**EXERCISE DESCRIPTION**
From the entries that follow, extract each line holding the string "INTERNACIONAL".

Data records
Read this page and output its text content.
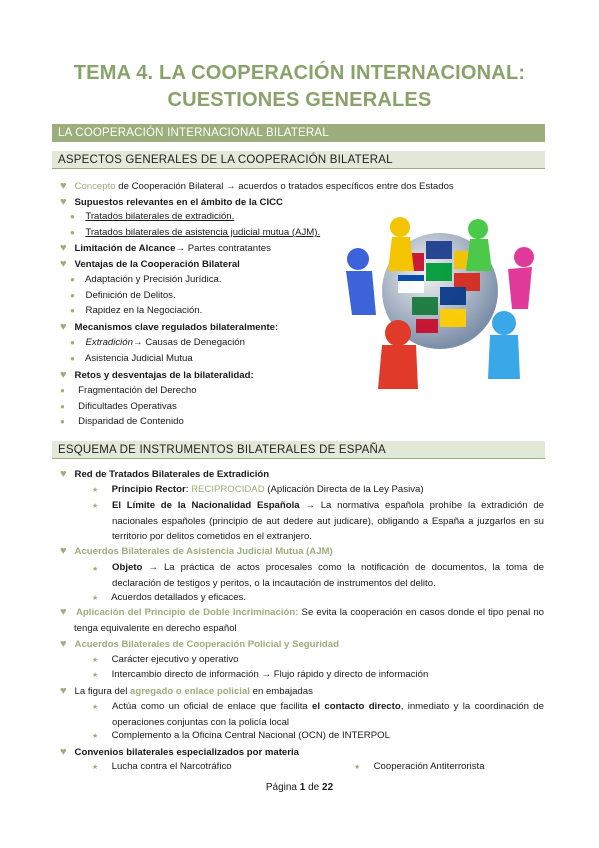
TEMA 4. LA COOPERACIÓN INTERNACIONAL:
CUESTIONES GENERALES
LA COOPERACIÓN INTERNACIONAL BILATERAL
ASPECTOS GENERALES DE LA COOPERACIÓN BILATERAL
♥ Concepto de Cooperación Bilateral → acuerdos o tratados específicos entre dos Estados
♥ Supuestos relevantes en el ámbito de la CICC
● Tratados bilaterales de extradición.
● Tratados bilaterales de asistencia judicial mutua (AJM).
♥ Limitación de Alcance→ Partes contratantes
♥ Ventajas de la Cooperación Bilateral
● Adaptación y Precisión Jurídica.
● Definición de Delitos.
● Rapidez en la Negociación.
♥ Mecanismos clave regulados bilateralmente:
● Extradición→ Causas de Denegación
● Asistencia Judicial Mutua
♥ Retos y desventajas de la bilateralidad:
● Fragmentación del Derecho
● Dificultades Operativas
● Disparidad de Contenido
ESQUEMA DE INSTRUMENTOS BILATERALES DE ESPAÑA
♥ Red de Tratados Bilaterales de Extradición
★ Principio Rector: RECIPROCIDAD (Aplicación Directa de la Ley Pasiva)
★ El Límite de la Nacionalidad Española → La normativa española prohíbe la extradición de nacionales españoles (principio de aut dedere aut judicare), obligando a España a juzgarlos en su territorio por delitos cometidos en el extranjero.
♥ Acuerdos Bilaterales de Asistencia Judicial Mutua (AJM)
★ Objeto → La práctica de actos procesales como la notificación de documentos, la toma de declaración de testigos y peritos, o la incautación de instrumentos del delito.
★ Acuerdos detallados y eficaces.
♥ Aplicación del Principio de Doble Incriminación: Se evita la cooperación en casos donde el tipo penal no tenga equivalente en derecho español
♥ Acuerdos Bilaterales de Cooperación Policial y Seguridad
★ Carácter ejecutivo y operativo
★ Intercambio directo de información → Flujo rápido y directo de información
♥ La figura del agregado o enlace policial en embajadas
★ Actúa como un oficial de enlace que facilita el contacto directo, inmediato y la coordinación de operaciones conjuntas con la policía local
★ Complemento a la Oficina Central Nacional (OCN) de INTERPOL
♥ Convenios bilaterales especializados por materia
★ Lucha contra el Narcotráfico	★ Cooperación Antiterrorista
Página 1 de 22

**RESULT FOR THIS TASK**
TEMA 4. LA COOPERACIÓN INTERNACIONAL:
LA COOPERACIÓN INTERNACIONAL BILATERAL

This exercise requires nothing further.